## STATED TASK 1
Reproduce the listing word for word, starting with its first line and going on through the line that contains "group-topics: 专题 (0, 93, 433, 142)".

## EXTRACTED TEXT
·····

National Audit Office > Successful Commissioning Toolkit > Designing services > SMART outcomes

SMART outcomes

You must express your outcomes in ‘Smart’ terms. ‘Smart’ is an acronym that you may be more familiar with in terms of setting targets. We use it here to remind you to make your outcomes:

  • Specific.  The way you express your outcome must target the issue you are concerned with precisely. For example, if you are concerned with the health of a particular section of society, make that clear in the way you write the outcome.
  • Measurable.  What gets measured gets managed. You must therefore express your outcome in a measurable form. This could be numerical (for example, a percentage improvement in performance) or in another measurable form (such as a ‘yes-or-no’ check; for example, was the flood stopped before it could damage the museum collection?). Some outcomes are harder to measure (especially so-called ‘soft outcomes’) but not impossible. [Note]. And some may take longer to show themselves. For example, increasing a teenager’s confidence (hard to measure) may increase their likelihood of employment (but not until they leave school).

·····

## EXERCISE INPUT
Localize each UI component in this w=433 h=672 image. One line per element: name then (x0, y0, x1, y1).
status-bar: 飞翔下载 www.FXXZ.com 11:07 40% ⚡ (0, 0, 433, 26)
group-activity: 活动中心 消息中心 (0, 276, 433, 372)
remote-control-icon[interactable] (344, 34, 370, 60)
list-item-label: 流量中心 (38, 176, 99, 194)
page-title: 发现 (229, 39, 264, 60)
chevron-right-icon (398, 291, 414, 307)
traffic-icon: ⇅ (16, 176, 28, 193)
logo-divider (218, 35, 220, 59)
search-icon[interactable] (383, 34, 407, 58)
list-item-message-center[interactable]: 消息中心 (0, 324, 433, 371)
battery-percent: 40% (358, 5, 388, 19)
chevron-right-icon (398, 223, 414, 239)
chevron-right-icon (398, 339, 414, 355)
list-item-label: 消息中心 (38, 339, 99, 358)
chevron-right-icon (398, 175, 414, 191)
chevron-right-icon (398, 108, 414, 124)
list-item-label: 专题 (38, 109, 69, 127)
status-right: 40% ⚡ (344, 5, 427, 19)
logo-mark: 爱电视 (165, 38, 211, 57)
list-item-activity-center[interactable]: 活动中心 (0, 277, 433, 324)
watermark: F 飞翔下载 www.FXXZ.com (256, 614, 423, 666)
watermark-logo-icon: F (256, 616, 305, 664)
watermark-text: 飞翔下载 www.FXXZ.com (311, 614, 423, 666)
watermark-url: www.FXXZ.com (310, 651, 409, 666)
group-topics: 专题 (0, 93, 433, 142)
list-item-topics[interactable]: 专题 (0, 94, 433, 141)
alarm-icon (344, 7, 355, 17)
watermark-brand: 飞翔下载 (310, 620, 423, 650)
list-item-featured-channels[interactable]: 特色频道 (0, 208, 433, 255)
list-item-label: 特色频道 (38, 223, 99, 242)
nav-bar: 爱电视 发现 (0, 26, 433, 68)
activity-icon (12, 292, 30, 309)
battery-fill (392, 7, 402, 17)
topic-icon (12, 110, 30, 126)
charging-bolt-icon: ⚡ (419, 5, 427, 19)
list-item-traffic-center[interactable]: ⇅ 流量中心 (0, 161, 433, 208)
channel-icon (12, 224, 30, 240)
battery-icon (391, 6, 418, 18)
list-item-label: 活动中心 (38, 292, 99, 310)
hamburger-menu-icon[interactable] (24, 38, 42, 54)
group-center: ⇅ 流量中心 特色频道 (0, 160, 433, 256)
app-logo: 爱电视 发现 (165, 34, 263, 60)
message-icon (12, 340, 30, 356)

·····

## STATED TASK 2
Revise the SMART outcomes text, starting with "You must express" and going on through "write the outcome.", with "acronym" changed to "abbreviation".

## COMPLETE OUTPUT 1
Localize each UI component in this w=433 h=672 image. One line per element: name then (x0, y0, x1, y1).
status-bar: 飞翔下载 www.FXXZ.com 11:07 40% ⚡ (0, 0, 433, 26)
group-activity: 活动中心 消息中心 (0, 276, 433, 372)
remote-control-icon[interactable] (344, 34, 370, 60)
list-item-label: 流量中心 (38, 176, 99, 194)
page-title: 发现 (229, 39, 264, 60)
chevron-right-icon (398, 291, 414, 307)
traffic-icon: ⇅ (16, 176, 28, 193)
logo-divider (218, 35, 220, 59)
search-icon[interactable] (383, 34, 407, 58)
list-item-message-center[interactable]: 消息中心 (0, 324, 433, 371)
battery-percent: 40% (358, 5, 388, 19)
chevron-right-icon (398, 223, 414, 239)
chevron-right-icon (398, 339, 414, 355)
list-item-label: 消息中心 (38, 339, 99, 358)
chevron-right-icon (398, 175, 414, 191)
chevron-right-icon (398, 108, 414, 124)
list-item-label: 专题 (38, 109, 69, 127)
status-right: 40% ⚡ (344, 5, 427, 19)
logo-mark: 爱电视 (165, 38, 211, 57)
list-item-activity-center[interactable]: 活动中心 (0, 277, 433, 324)
watermark: F 飞翔下载 www.FXXZ.com (256, 614, 423, 666)
watermark-logo-icon: F (256, 616, 305, 664)
watermark-text: 飞翔下载 www.FXXZ.com (311, 614, 423, 666)
watermark-url: www.FXXZ.com (310, 651, 409, 666)
group-topics: 专题 (0, 93, 433, 142)

## COMPLETE OUTPUT 2
You must express your outcomes in ‘Smart’ terms. ‘Smart’ is an abbreviation that you may be more familiar with in terms of setting targets. We use it here to remind you to make your outcomes:

  • Specific.  The way you express your outcome must target the issue you are concerned with precisely. For example, if you are concerned with the health of a particular section of society, make that clear in the way you write the outcome.